# [WORK REQUIRED]
Would you copy out each line of the records below that includes the word "want"?

(Beginning of RECORDS SHOWN)

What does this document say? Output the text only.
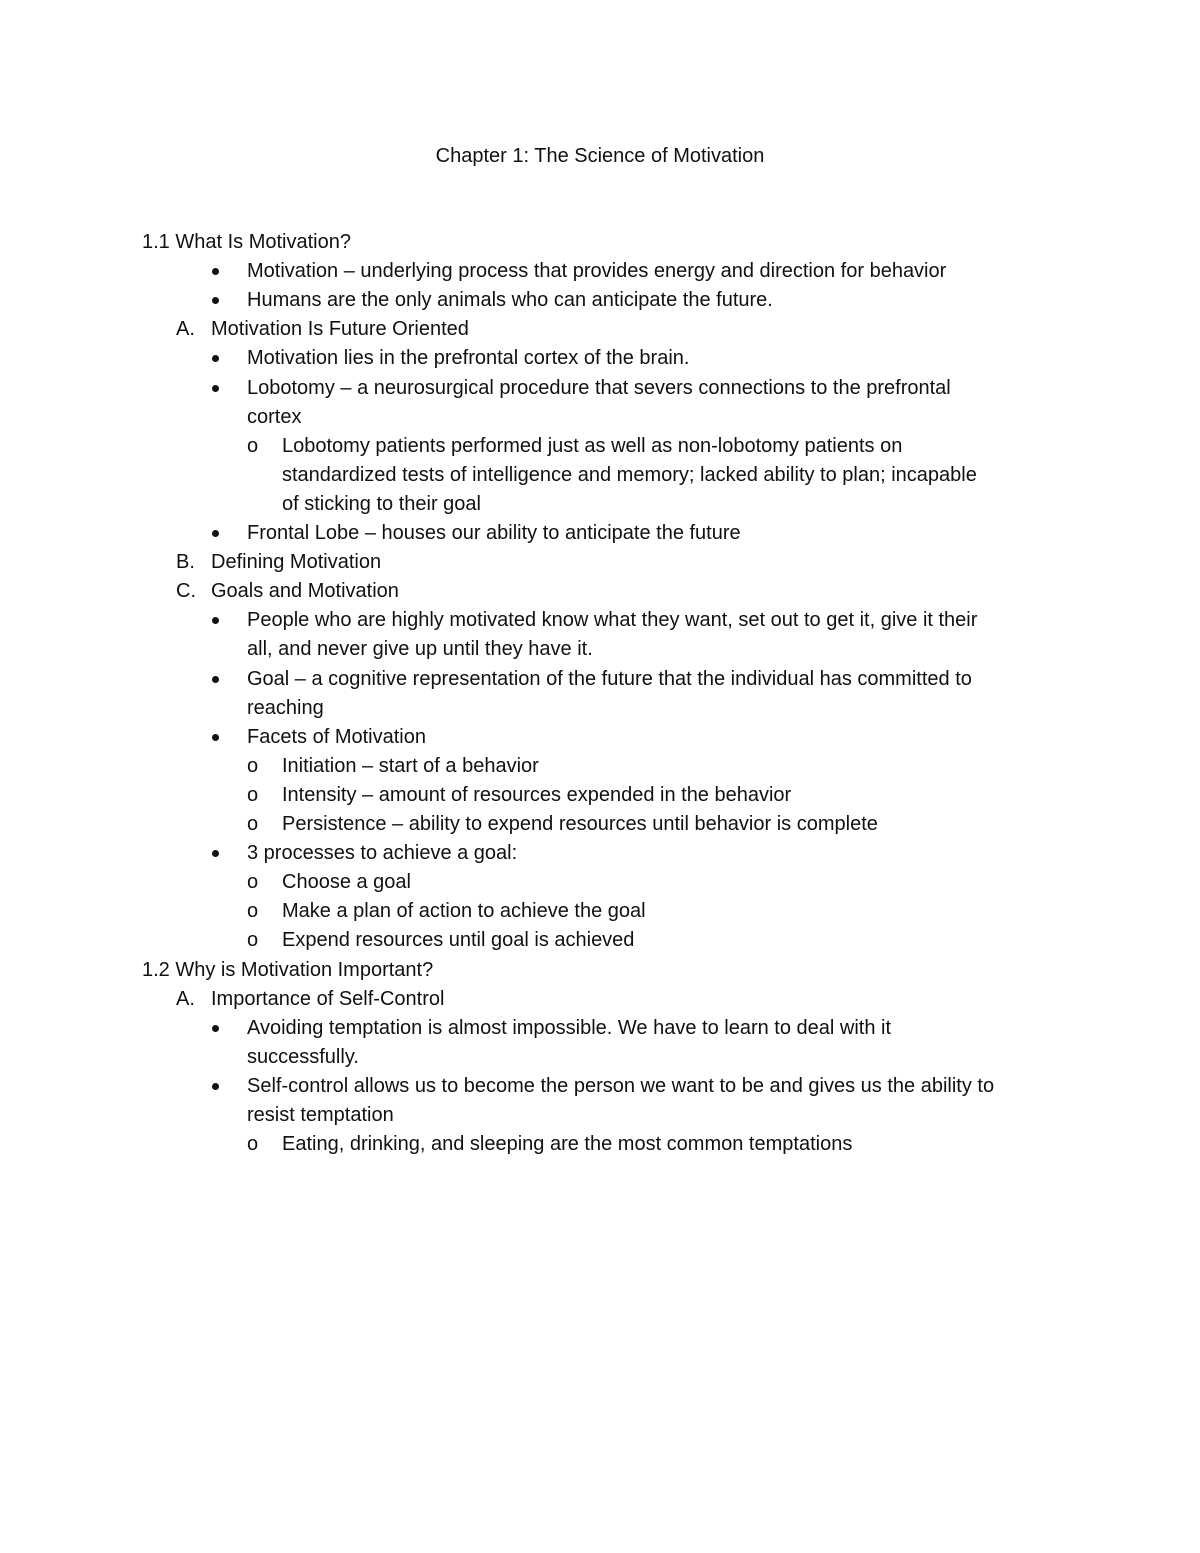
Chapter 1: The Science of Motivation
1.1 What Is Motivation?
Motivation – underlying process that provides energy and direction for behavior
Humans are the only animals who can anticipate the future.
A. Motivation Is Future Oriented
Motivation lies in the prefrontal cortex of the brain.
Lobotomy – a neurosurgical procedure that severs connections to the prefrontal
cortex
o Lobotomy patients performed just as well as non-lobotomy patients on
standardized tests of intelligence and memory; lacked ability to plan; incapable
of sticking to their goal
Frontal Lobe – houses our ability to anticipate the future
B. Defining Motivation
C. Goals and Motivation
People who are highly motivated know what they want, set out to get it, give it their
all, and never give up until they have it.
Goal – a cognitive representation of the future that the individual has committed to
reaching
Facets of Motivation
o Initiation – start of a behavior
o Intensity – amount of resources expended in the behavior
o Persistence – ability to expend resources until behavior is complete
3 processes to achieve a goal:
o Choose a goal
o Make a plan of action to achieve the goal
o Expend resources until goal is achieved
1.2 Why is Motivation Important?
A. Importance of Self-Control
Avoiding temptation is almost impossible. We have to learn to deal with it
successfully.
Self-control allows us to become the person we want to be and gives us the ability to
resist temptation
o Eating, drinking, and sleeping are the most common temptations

(End of RECORDS SHOWN)

# [EXERCISE RESPONSE]
People who are highly motivated know what they want, set out to get it, give it their
Self-control allows us to become the person we want to be and gives us the ability to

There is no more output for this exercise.